→ **Activity**: Lines holding the string "Calyx" are the ones to copy; find them all in the data.

→ **Records provided**:
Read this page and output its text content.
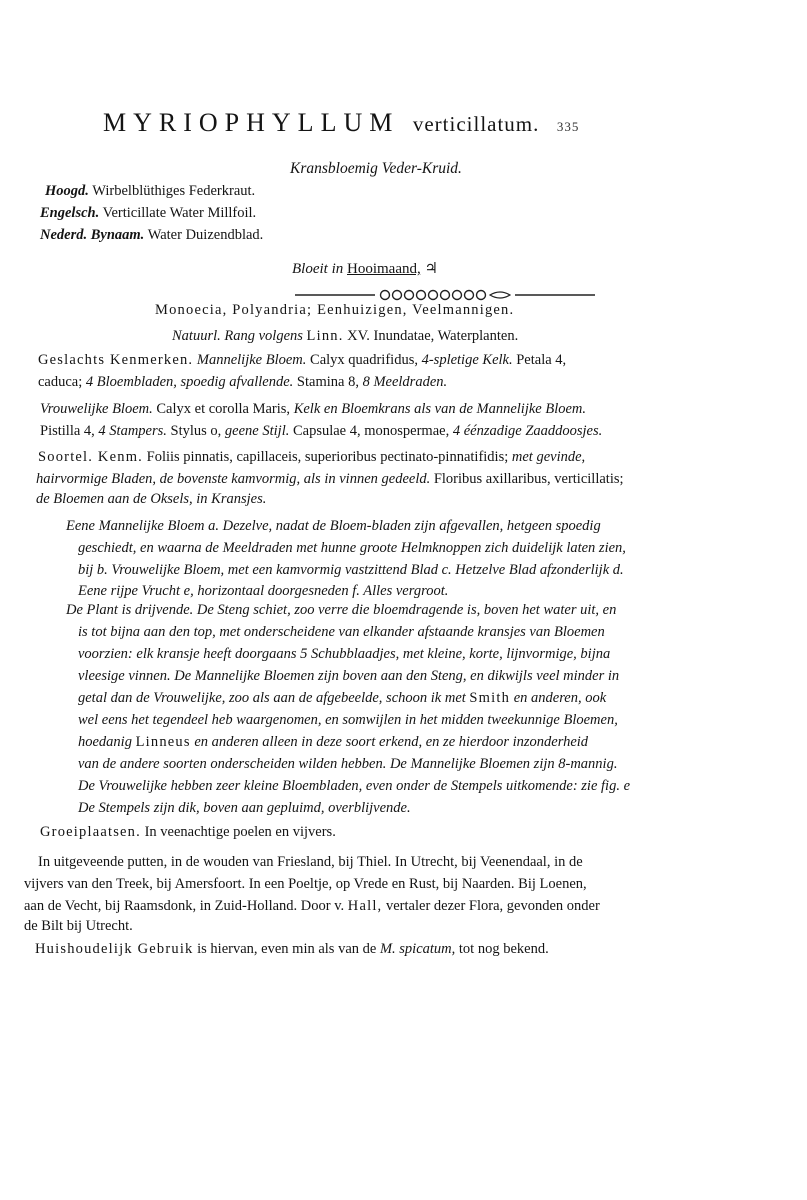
MYRIOPHYLLUM verticillatum. 335
Kransbloemig Veder-Kruid.
Hoogd. Wirbelblüthiges Federkraut.
Engelsch. Verticillate Water Millfoil.
Nederd. Bynaam. Water Duizendblad.
Bloeit in Hooimaand, ♃
Monoecia, Polyandria; Eenhuizigen, Veelmannigen.
Natuurl. Rang volgens Linn. XV. Inundatae, Waterplanten.
Geslachts Kenmerken. Mannelijke Bloem. Calyx quadrifidus, 4-spletige Kelk. Petala 4,
caduca; 4 Bloembladen, spoedig afvallende. Stamina 8, 8 Meeldraden.
Vrouwelijke Bloem. Calyx et corolla Maris, Kelk en Bloemkrans als van de Mannelijke Bloem.
Pistilla 4, 4 Stampers. Stylus o, geene Stijl. Capsulae 4, monospermae, 4 éénzadige Zaaddoosjes.
Soortel. Kenm. Foliis pinnatis, capillaceis, superioribus pectinato-pinnatifidis; met gevinde,
hairvormige Bladen, de bovenste kamvormig, als in vinnen gedeeld. Floribus axillaribus, verticillatis;
de Bloemen aan de Oksels, in Kransjes.
Eene Mannelijke Bloem a. Dezelve, nadat de Bloem-bladen zijn afgevallen, hetgeen spoedig
geschiedt, en waarna de Meeldraden met hunne groote Helmknoppen zich duidelijk laten zien,
bij b. Vrouwelijke Bloem, met een kamvormig vastzittend Blad c. Hetzelve Blad afzonderlijk d.
Eene rijpe Vrucht e, horizontaal doorgesneden f. Alles vergroot.
De Plant is drijvende. De Steng schiet, zoo verre die bloemdragende is, boven het water uit, en
is tot bijna aan den top, met onderscheidene van elkander afstaande kransjes van Bloemen
voorzien: elk kransje heeft doorgaans 5 Schubblaadjes, met kleine, korte, lijnvormige, bijna
vleesige vinnen. De Mannelijke Bloemen zijn boven aan den Steng, en dikwijls veel minder in
getal dan de Vrouwelijke, zoo als aan de afgebeelde, schoon ik met Smith en anderen, ook
wel eens het tegendeel heb waargenomen, en somwijlen in het midden tweekunnige Bloemen,
hoedanig Linneus en anderen alleen in deze soort erkend, en ze hierdoor inzonderheid
van de andere soorten onderscheiden wilden hebben. De Mannelijke Bloemen zijn 8-mannig.
De Vrouwelijke hebben zeer kleine Bloembladen, even onder de Stempels uitkomende: zie fig. e
De Stempels zijn dik, boven aan gepluimd, overblijvende.
Groeiplaatsen. In veenachtige poelen en vijvers.
In uitgeveende putten, in de wouden van Friesland, bij Thiel. In Utrecht, bij Veenendaal, in de
vijvers van den Treek, bij Amersfoort. In een Poeltje, op Vrede en Rust, bij Naarden. Bij Loenen,
aan de Vecht, bij Raamsdonk, in Zuid-Holland. Door v. Hall, vertaler dezer Flora, gevonden onder
de Bilt bij Utrecht.
Huishoudelijk Gebruik is hiervan, even min als van de M. spicatum, tot nog bekend.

→ **Written answer**:
Geslachts Kenmerken. Mannelijke Bloem. Calyx quadrifidus, 4-spletige Kelk. Petala 4,
Vrouwelijke Bloem. Calyx et corolla Maris, Kelk en Bloemkrans als van de Mannelijke Bloem.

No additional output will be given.